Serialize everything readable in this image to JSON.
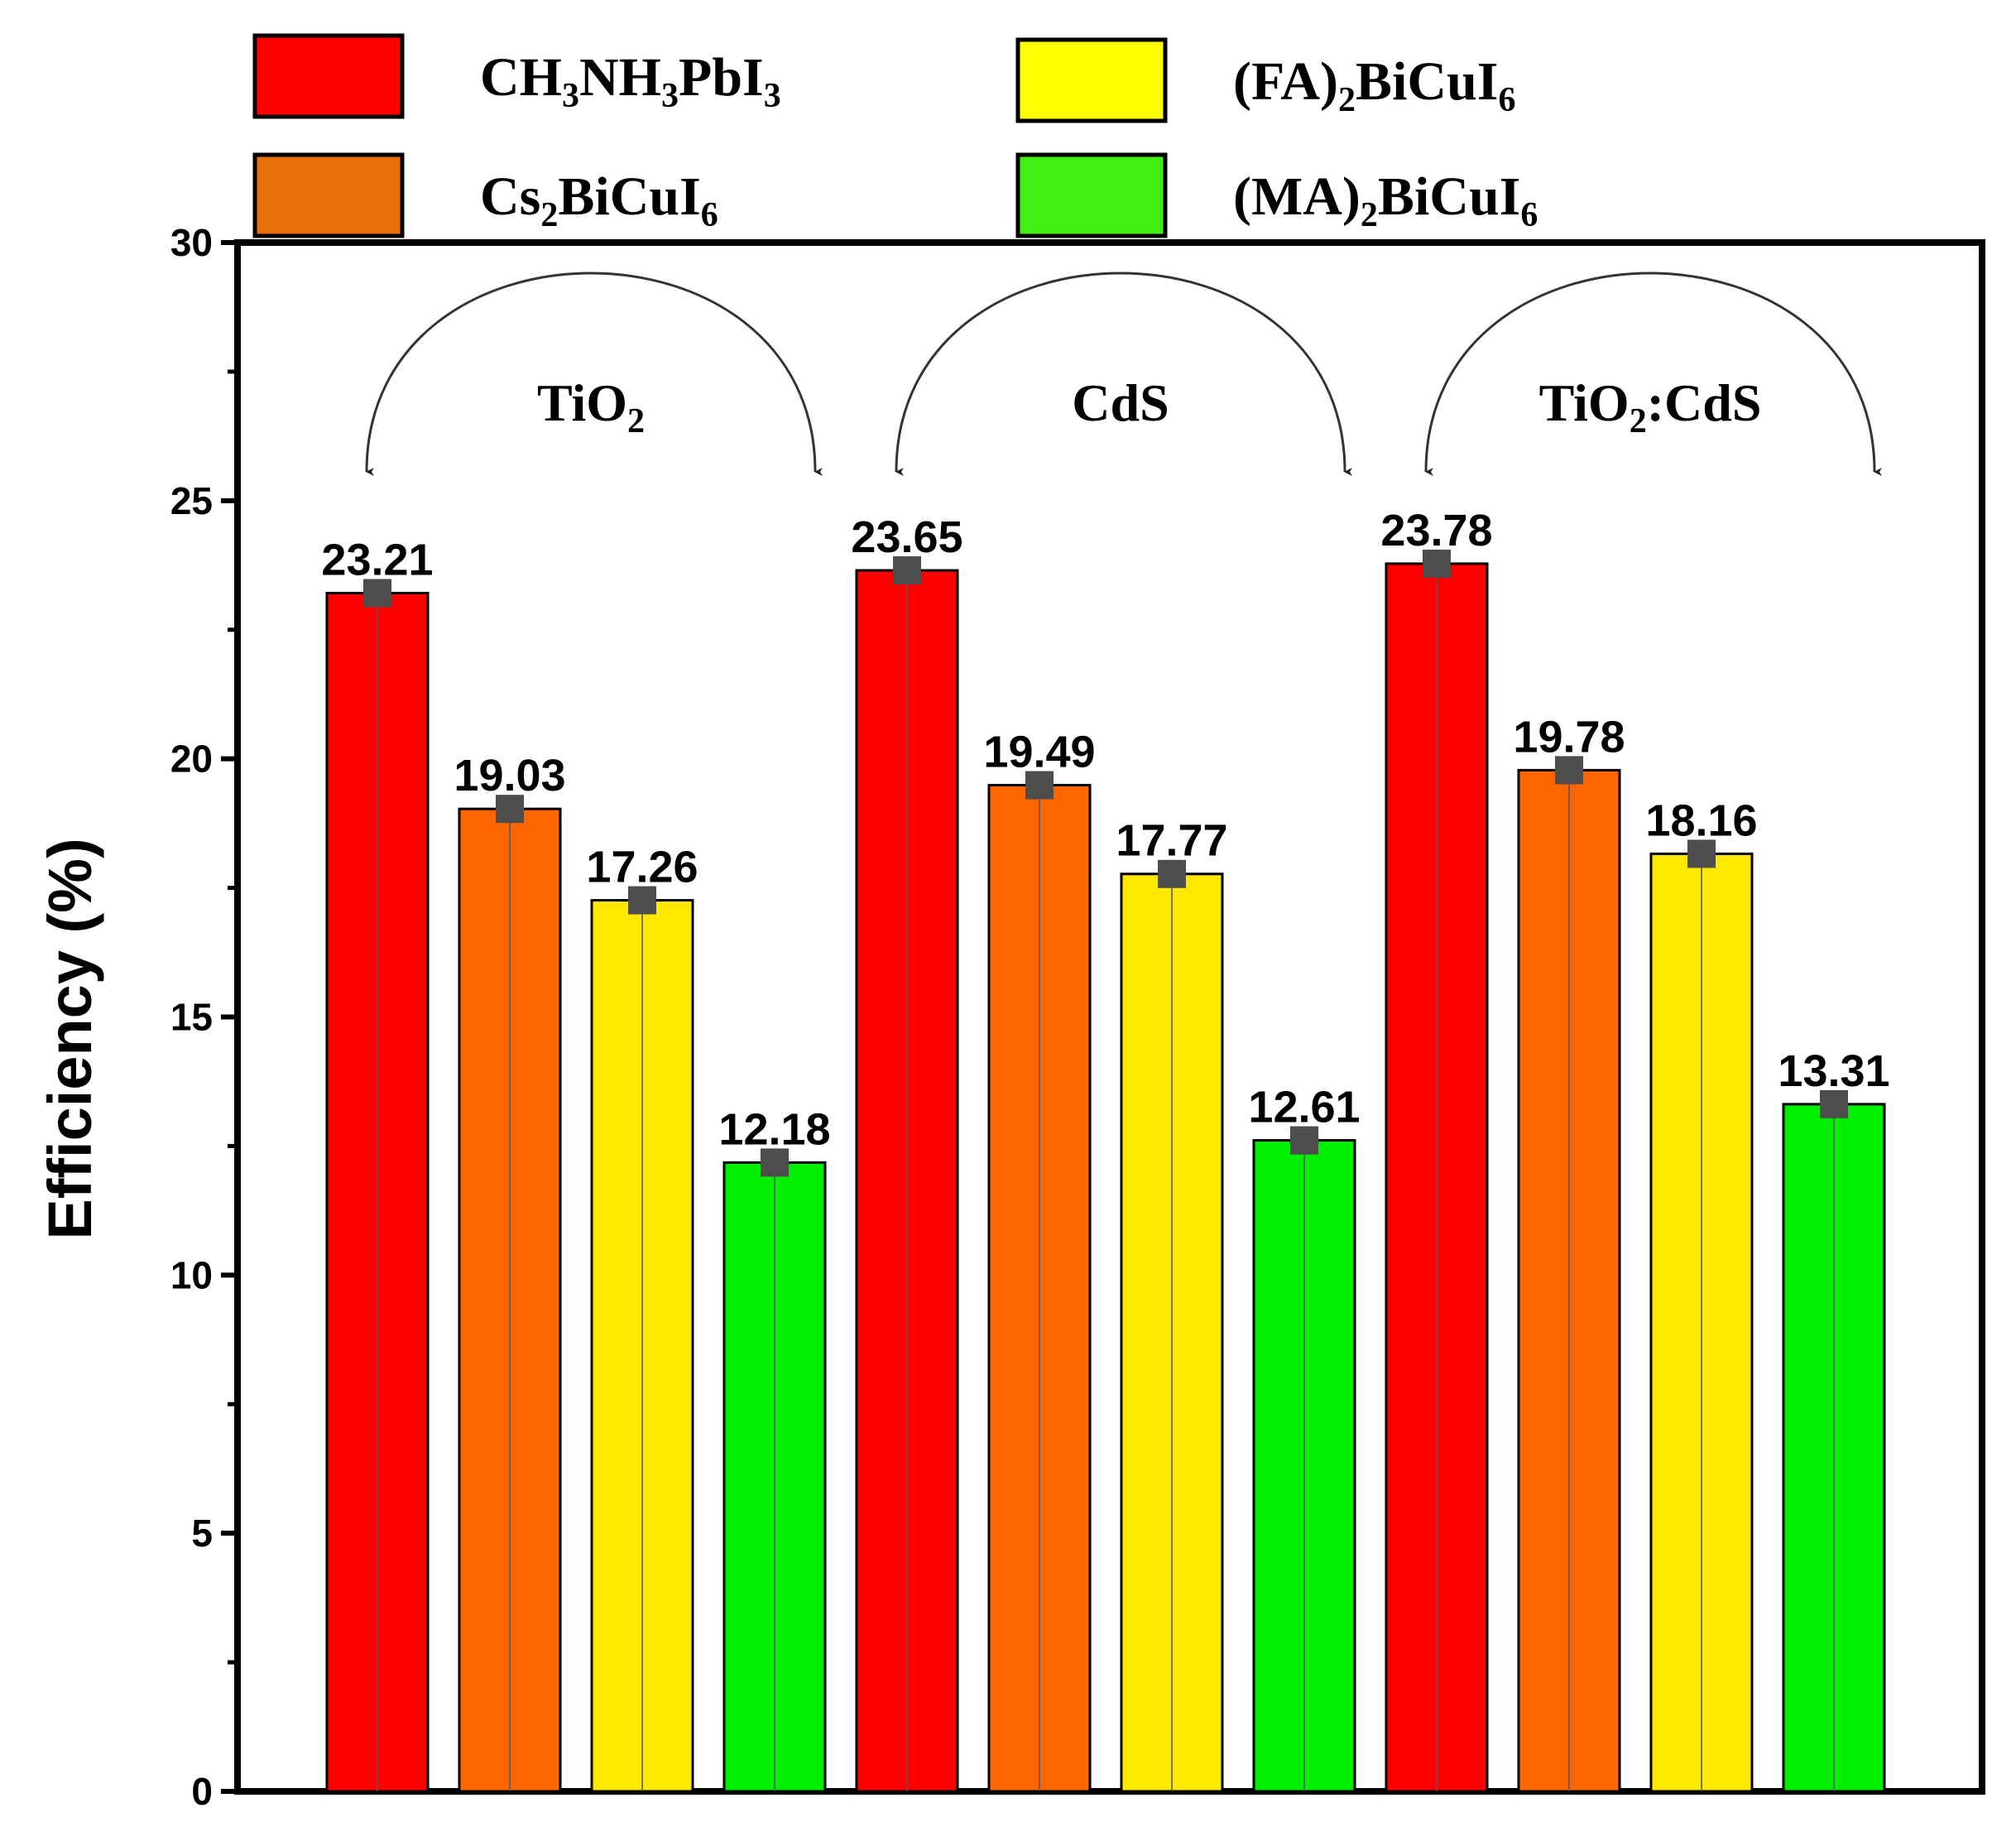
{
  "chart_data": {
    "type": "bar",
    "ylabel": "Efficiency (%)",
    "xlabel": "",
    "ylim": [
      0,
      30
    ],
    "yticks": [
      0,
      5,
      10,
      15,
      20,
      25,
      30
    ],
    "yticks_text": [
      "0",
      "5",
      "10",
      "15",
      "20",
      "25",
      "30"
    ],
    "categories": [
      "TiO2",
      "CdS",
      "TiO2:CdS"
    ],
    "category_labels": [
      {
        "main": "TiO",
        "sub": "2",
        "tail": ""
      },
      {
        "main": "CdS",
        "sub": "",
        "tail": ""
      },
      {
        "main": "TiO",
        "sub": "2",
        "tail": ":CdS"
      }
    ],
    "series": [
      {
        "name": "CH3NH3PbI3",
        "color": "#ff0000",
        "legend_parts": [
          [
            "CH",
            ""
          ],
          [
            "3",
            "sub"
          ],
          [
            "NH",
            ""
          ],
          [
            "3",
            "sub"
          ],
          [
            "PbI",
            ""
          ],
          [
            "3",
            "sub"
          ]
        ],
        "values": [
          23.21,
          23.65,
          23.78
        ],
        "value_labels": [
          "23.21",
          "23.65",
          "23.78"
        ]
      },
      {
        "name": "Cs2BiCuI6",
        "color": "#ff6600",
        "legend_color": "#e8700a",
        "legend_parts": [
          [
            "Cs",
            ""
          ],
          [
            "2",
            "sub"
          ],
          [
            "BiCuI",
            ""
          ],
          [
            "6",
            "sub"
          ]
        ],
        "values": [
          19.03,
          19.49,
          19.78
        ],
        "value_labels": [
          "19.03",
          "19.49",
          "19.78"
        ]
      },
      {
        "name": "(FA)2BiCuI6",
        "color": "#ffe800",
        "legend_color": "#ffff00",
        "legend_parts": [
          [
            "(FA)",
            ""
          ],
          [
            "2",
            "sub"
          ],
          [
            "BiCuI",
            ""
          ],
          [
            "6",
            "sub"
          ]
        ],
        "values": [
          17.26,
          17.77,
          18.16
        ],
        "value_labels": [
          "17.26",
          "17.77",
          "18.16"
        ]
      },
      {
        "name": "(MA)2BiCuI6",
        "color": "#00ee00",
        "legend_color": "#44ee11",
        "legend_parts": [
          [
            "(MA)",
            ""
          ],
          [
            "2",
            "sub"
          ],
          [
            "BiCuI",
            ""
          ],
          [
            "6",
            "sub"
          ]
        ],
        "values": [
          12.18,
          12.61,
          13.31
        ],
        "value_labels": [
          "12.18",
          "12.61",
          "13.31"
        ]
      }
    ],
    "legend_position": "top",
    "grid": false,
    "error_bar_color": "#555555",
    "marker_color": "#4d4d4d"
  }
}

==========

Write every entry out again exactly, dropping the pictures.

- **Task answer**
Serialize everything readable in this image to JSON.
{
  "chart_data": {
    "type": "bar",
    "ylabel": "Efficiency (%)",
    "xlabel": "",
    "ylim": [
      0,
      30
    ],
    "yticks": [
      0,
      5,
      10,
      15,
      20,
      25,
      30
    ],
    "yticks_text": [
      "0",
      "5",
      "10",
      "15",
      "20",
      "25",
      "30"
    ],
    "categories": [
      "TiO2",
      "CdS",
      "TiO2:CdS"
    ],
    "category_labels": [
      {
        "main": "TiO",
        "sub": "2",
        "tail": ""
      },
      {
        "main": "CdS",
        "sub": "",
        "tail": ""
      },
      {
        "main": "TiO",
        "sub": "2",
        "tail": ":CdS"
      }
    ],
    "series": [
      {
        "name": "CH3NH3PbI3",
        "color": "#ff0000",
        "legend_parts": [
          [
            "CH",
            ""
          ],
          [
            "3",
            "sub"
          ],
          [
            "NH",
            ""
          ],
          [
            "3",
            "sub"
          ],
          [
            "PbI",
            ""
          ],
          [
            "3",
            "sub"
          ]
        ],
        "values": [
          23.21,
          23.65,
          23.78
        ],
        "value_labels": [
          "23.21",
          "23.65",
          "23.78"
        ]
      },
      {
        "name": "Cs2BiCuI6",
        "color": "#ff6600",
        "legend_color": "#e8700a",
        "legend_parts": [
          [
            "Cs",
            ""
          ],
          [
            "2",
            "sub"
          ],
          [
            "BiCuI",
            ""
          ],
          [
            "6",
            "sub"
          ]
        ],
        "values": [
          19.03,
          19.49,
          19.78
        ],
        "value_labels": [
          "19.03",
          "19.49",
          "19.78"
        ]
      },
      {
        "name": "(FA)2BiCuI6",
        "color": "#ffe800",
        "legend_color": "#ffff00",
        "legend_parts": [
          [
            "(FA)",
            ""
          ],
          [
            "2",
            "sub"
          ],
          [
            "BiCuI",
            ""
          ],
          [
            "6",
            "sub"
          ]
        ],
        "values": [
          17.26,
          17.77,
          18.16
        ],
        "value_labels": [
          "17.26",
          "17.77",
          "18.16"
        ]
      },
      {
        "name": "(MA)2BiCuI6",
        "color": "#00ee00",
        "legend_color": "#44ee11",
        "legend_parts": [
          [
            "(MA)",
            ""
          ],
          [
            "2",
            "sub"
          ],
          [
            "BiCuI",
            ""
          ],
          [
            "6",
            "sub"
          ]
        ],
        "values": [
          12.18,
          12.61,
          13.31
        ],
        "value_labels": [
          "12.18",
          "12.61",
          "13.31"
        ]
      }
    ],
    "legend_position": "top",
    "grid": false,
    "error_bar_color": "#555555",
    "marker_color": "#4d4d4d"
  }
}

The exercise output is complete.